Task description => Records follow. Copy every line with "Nitrum".

────────────────────

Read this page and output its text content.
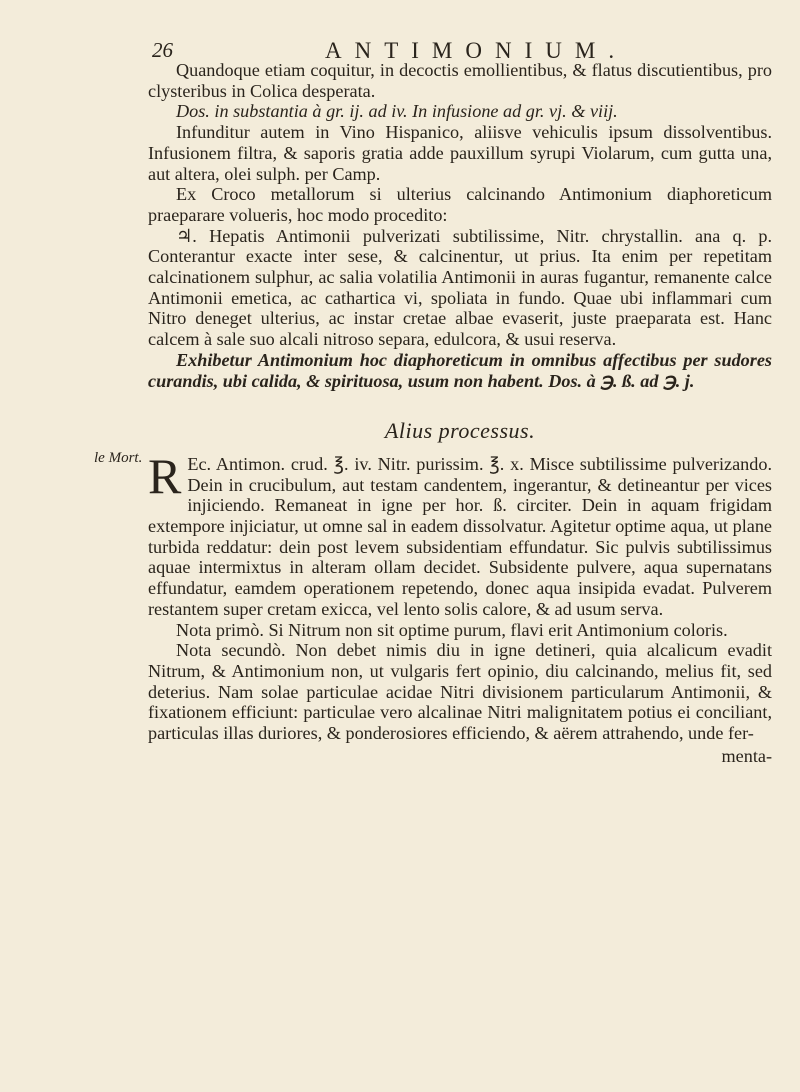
26	ANTIMONIUM.
le Mort.

Quandoque etiam coquitur, in decoctis emollientibus, & flatus discutientibus, pro clysteribus in Colica desperata.

Dos. in substantia à gr. ij. ad iv. In infusione ad gr. vj. & viij.

Infunditur autem in Vino Hispanico, aliisve vehiculis ipsum dissolventibus. Infusionem filtra, & saporis gratia adde pauxillum syrupi Violarum, cum gutta una, aut altera, olei sulph. per Camp.

Ex Croco metallorum si ulterius calcinando Antimonium diaphoreticum praeparare volueris, hoc modo procedito:

♃. Hepatis Antimonii pulverizati subtilissime, Nitr. chrystallin. ana q. p. Conterantur exacte inter sese, & calcinentur, ut prius. Ita enim per repetitam calcinationem sulphur, ac salia volatilia Antimonii in auras fugantur, remanente calce Antimonii emetica, ac cathartica vi, spoliata in fundo. Quae ubi inflammari cum Nitro deneget ulterius, ac instar cretae albae evaserit, juste praeparata est. Hanc calcem à sale suo alcali nitroso separa, edulcora, & usui reserva.

Exhibetur Antimonium hoc diaphoreticum in omnibus affectibus per sudores curandis, ubi calida, & spirituosa, usum non habent. Dos. à ℈. ß. ad ℈. j.

Alius processus.

R Ec. Antimon. crud. ℥. iv. Nitr. purissim. ℥. x. Misce subtilissime pulverizando. Dein in crucibulum, aut testam candentem, ingerantur, & detineantur per vices injiciendo. Remaneat in igne per hor. ß. circiter. Dein in aquam frigidam extempore injiciatur, ut omne sal in eadem dissolvatur. Agitetur optime aqua, ut plane turbida reddatur: dein post levem subsidentiam effundatur. Sic pulvis subtilissimus aquae intermixtus in alteram ollam decidet. Subsidente pulvere, aqua supernatans effundatur, eamdem operationem repetendo, donec aqua insipida evadat. Pulverem restantem super cretam exicca, vel lento solis calore, & ad usum serva.

Nota primò. Si Nitrum non sit optime purum, flavi erit Antimonium coloris.

Nota secundò. Non debet nimis diu in igne detineri, quia alcalicum evadit Nitrum, & Antimonium non, ut vulgaris fert opinio, diu calcinando, melius fit, sed deterius. Nam solae particulae acidae Nitri divisionem particularum Antimonii, & fixationem efficiunt: particulae vero alcalinae Nitri malignitatem potius ei conciliant, particulas illas duriores, & ponderosiores efficiendo, & aërem attrahendo, unde fer-

menta-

────────────────────

Answer to the exercise =>
Nota primò. Si Nitrum non sit optime purum, flavi erit Antimonium coloris.
Nota secundò. Non debet nimis diu in igne detineri, quia alcalicum evadit Nitrum, & Antimonium non, ut vulgaris fert opinio, diu calcinando, melius fit, sed deterius. Nam solae particulae acidae Nitri divisionem particularum Antimonii, & fixationem efficiunt: particulae vero alcalinae Nitri malignitatem potius ei conciliant, particulas illas duriores, & ponderosiores efficiendo, & aërem attrahendo, unde fer-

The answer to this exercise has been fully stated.